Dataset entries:
— START —

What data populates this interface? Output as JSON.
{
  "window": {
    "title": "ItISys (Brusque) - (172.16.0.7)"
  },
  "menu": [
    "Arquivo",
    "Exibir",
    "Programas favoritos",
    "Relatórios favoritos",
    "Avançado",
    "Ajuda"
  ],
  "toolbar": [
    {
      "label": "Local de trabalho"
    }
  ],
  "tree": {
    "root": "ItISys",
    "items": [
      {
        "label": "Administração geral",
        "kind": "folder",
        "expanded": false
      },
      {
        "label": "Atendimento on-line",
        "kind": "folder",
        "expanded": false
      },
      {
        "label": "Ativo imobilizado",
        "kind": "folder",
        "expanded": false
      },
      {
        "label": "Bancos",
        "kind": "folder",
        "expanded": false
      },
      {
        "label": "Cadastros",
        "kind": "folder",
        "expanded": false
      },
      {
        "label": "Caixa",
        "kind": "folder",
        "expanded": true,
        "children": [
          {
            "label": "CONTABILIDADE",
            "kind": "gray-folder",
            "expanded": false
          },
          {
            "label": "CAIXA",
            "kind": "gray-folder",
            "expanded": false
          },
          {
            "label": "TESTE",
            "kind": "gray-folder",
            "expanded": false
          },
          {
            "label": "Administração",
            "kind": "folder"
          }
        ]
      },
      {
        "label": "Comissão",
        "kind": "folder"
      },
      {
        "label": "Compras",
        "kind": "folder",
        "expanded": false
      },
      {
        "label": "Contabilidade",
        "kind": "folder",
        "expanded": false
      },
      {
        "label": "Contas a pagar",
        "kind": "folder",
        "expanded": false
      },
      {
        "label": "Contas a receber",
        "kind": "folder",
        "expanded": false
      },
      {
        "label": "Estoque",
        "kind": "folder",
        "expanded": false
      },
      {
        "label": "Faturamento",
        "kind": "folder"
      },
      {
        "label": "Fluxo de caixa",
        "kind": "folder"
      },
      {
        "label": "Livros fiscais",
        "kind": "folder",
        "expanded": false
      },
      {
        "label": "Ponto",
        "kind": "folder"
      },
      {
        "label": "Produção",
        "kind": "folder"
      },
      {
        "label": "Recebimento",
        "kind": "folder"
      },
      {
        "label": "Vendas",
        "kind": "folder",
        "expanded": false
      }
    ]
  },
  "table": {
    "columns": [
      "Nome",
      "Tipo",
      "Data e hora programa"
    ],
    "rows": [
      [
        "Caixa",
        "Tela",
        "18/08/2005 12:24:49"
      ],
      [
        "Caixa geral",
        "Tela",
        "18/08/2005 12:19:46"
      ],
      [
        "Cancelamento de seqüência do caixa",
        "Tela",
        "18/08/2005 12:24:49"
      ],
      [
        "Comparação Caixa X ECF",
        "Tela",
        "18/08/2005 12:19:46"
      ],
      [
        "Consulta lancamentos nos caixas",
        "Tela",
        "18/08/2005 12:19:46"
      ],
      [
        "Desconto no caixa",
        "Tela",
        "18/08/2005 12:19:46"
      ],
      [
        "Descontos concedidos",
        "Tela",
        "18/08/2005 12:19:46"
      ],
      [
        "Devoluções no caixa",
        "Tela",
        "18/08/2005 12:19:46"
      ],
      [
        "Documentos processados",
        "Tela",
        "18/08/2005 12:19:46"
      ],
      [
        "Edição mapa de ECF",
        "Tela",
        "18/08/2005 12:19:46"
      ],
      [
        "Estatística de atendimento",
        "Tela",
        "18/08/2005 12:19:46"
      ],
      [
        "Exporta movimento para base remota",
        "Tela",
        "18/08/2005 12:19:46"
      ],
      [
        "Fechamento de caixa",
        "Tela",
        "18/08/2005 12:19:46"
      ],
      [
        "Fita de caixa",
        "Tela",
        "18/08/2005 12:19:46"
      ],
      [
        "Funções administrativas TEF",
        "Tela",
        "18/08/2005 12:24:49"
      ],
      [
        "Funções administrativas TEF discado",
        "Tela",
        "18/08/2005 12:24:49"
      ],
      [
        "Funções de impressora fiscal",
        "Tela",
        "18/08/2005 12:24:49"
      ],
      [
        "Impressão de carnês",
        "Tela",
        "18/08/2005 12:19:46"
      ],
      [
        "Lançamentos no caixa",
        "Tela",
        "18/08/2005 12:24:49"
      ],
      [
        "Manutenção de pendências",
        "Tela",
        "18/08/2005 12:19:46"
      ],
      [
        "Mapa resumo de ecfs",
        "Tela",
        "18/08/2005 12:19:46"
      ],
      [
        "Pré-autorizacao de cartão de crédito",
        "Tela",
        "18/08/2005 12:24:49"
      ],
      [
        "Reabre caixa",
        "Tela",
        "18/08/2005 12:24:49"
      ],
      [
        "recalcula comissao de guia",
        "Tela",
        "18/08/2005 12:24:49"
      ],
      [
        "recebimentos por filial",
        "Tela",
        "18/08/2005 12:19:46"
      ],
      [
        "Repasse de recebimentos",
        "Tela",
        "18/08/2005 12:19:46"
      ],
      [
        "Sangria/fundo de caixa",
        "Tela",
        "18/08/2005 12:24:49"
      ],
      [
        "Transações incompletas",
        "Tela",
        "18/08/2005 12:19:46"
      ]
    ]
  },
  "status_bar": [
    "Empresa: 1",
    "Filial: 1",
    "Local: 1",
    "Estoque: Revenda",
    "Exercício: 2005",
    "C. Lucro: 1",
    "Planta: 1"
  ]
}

— END —

Every entry needs to be retyped exactly.

What data populates this interface? Output as JSON.
{
  "window": {
    "title": "ItISys (Brusque) - (172.16.0.7)"
  },
  "menu": [
    "Arquivo",
    "Exibir",
    "Programas favoritos",
    "Relatórios favoritos",
    "Avançado",
    "Ajuda"
  ],
  "toolbar": [
    {
      "label": "Local de trabalho"
    }
  ],
  "tree": {
    "root": "ItISys",
    "items": [
      {
        "label": "Administração geral",
        "kind": "folder",
        "expanded": false
      },
      {
        "label": "Atendimento on-line",
        "kind": "folder",
        "expanded": false
      },
      {
        "label": "Ativo imobilizado",
        "kind": "folder",
        "expanded": false
      },
      {
        "label": "Bancos",
        "kind": "folder",
        "expanded": false
      },
      {
        "label": "Cadastros",
        "kind": "folder",
        "expanded": false
      },
      {
        "label": "Caixa",
        "kind": "folder",
        "expanded": true,
        "children": [
          {
            "label": "CONTABILIDADE",
            "kind": "gray-folder",
            "expanded": false
          },
          {
            "label": "CAIXA",
            "kind": "gray-folder",
            "expanded": false
          },
          {
            "label": "TESTE",
            "kind": "gray-folder",
            "expanded": false
          },
          {
            "label": "Administração",
            "kind": "folder"
          }
        ]
      },
      {
        "label": "Comissão",
        "kind": "folder"
      },
      {
        "label": "Compras",
        "kind": "folder",
        "expanded": false
      },
      {
        "label": "Contabilidade",
        "kind": "folder",
        "expanded": false
      },
      {
        "label": "Contas a pagar",
        "kind": "folder",
        "expanded": false
      },
      {
        "label": "Contas a receber",
        "kind": "folder",
        "expanded": false
      },
      {
        "label": "Estoque",
        "kind": "folder",
        "expanded": false
      },
      {
        "label": "Faturamento",
        "kind": "folder"
      },
      {
        "label": "Fluxo de caixa",
        "kind": "folder"
      },
      {
        "label": "Livros fiscais",
        "kind": "folder",
        "expanded": false
      },
      {
        "label": "Ponto",
        "kind": "folder"
      },
      {
        "label": "Produção",
        "kind": "folder"
      },
      {
        "label": "Recebimento",
        "kind": "folder"
      },
      {
        "label": "Vendas",
        "kind": "folder",
        "expanded": false
      }
    ]
  },
  "table": {
    "columns": [
      "Nome",
      "Tipo",
      "Data e hora programa"
    ],
    "rows": [
      [
        "Caixa",
        "Tela",
        "18/08/2005 12:24:49"
      ],
      [
        "Caixa geral",
        "Tela",
        "18/08/2005 12:19:46"
      ],
      [
        "Cancelamento de seqüência do caixa",
        "Tela",
        "18/08/2005 12:24:49"
      ],
      [
        "Comparação Caixa X ECF",
        "Tela",
        "18/08/2005 12:19:46"
      ],
      [
        "Consulta lancamentos nos caixas",
        "Tela",
        "18/08/2005 12:19:46"
      ],
      [
        "Desconto no caixa",
        "Tela",
        "18/08/2005 12:19:46"
      ],
      [
        "Descontos concedidos",
        "Tela",
        "18/08/2005 12:19:46"
      ],
      [
        "Devoluções no caixa",
        "Tela",
        "18/08/2005 12:19:46"
      ],
      [
        "Documentos processados",
        "Tela",
        "18/08/2005 12:19:46"
      ],
      [
        "Edição mapa de ECF",
        "Tela",
        "18/08/2005 12:19:46"
      ],
      [
        "Estatística de atendimento",
        "Tela",
        "18/08/2005 12:19:46"
      ],
      [
        "Exporta movimento para base remota",
        "Tela",
        "18/08/2005 12:19:46"
      ],
      [
        "Fechamento de caixa",
        "Tela",
        "18/08/2005 12:19:46"
      ],
      [
        "Fita de caixa",
        "Tela",
        "18/08/2005 12:19:46"
      ],
      [
        "Funções administrativas TEF",
        "Tela",
        "18/08/2005 12:24:49"
      ],
      [
        "Funções administrativas TEF discado",
        "Tela",
        "18/08/2005 12:24:49"
      ],
      [
        "Funções de impressora fiscal",
        "Tela",
        "18/08/2005 12:24:49"
      ],
      [
        "Impressão de carnês",
        "Tela",
        "18/08/2005 12:19:46"
      ],
      [
        "Lançamentos no caixa",
        "Tela",
        "18/08/2005 12:24:49"
      ],
      [
        "Manutenção de pendências",
        "Tela",
        "18/08/2005 12:19:46"
      ],
      [
        "Mapa resumo de ecfs",
        "Tela",
        "18/08/2005 12:19:46"
      ],
      [
        "Pré-autorizacao de cartão de crédito",
        "Tela",
        "18/08/2005 12:24:49"
      ],
      [
        "Reabre caixa",
        "Tela",
        "18/08/2005 12:24:49"
      ],
      [
        "recalcula comissao de guia",
        "Tela",
        "18/08/2005 12:24:49"
      ],
      [
        "recebimentos por filial",
        "Tela",
        "18/08/2005 12:19:46"
      ],
      [
        "Repasse de recebimentos",
        "Tela",
        "18/08/2005 12:19:46"
      ],
      [
        "Sangria/fundo de caixa",
        "Tela",
        "18/08/2005 12:24:49"
      ],
      [
        "Transações incompletas",
        "Tela",
        "18/08/2005 12:19:46"
      ]
    ]
  },
  "status_bar": [
    "Empresa: 1",
    "Filial: 1",
    "Local: 1",
    "Estoque: Revenda",
    "Exercício: 2005",
    "C. Lucro: 1",
    "Planta: 1"
  ]
}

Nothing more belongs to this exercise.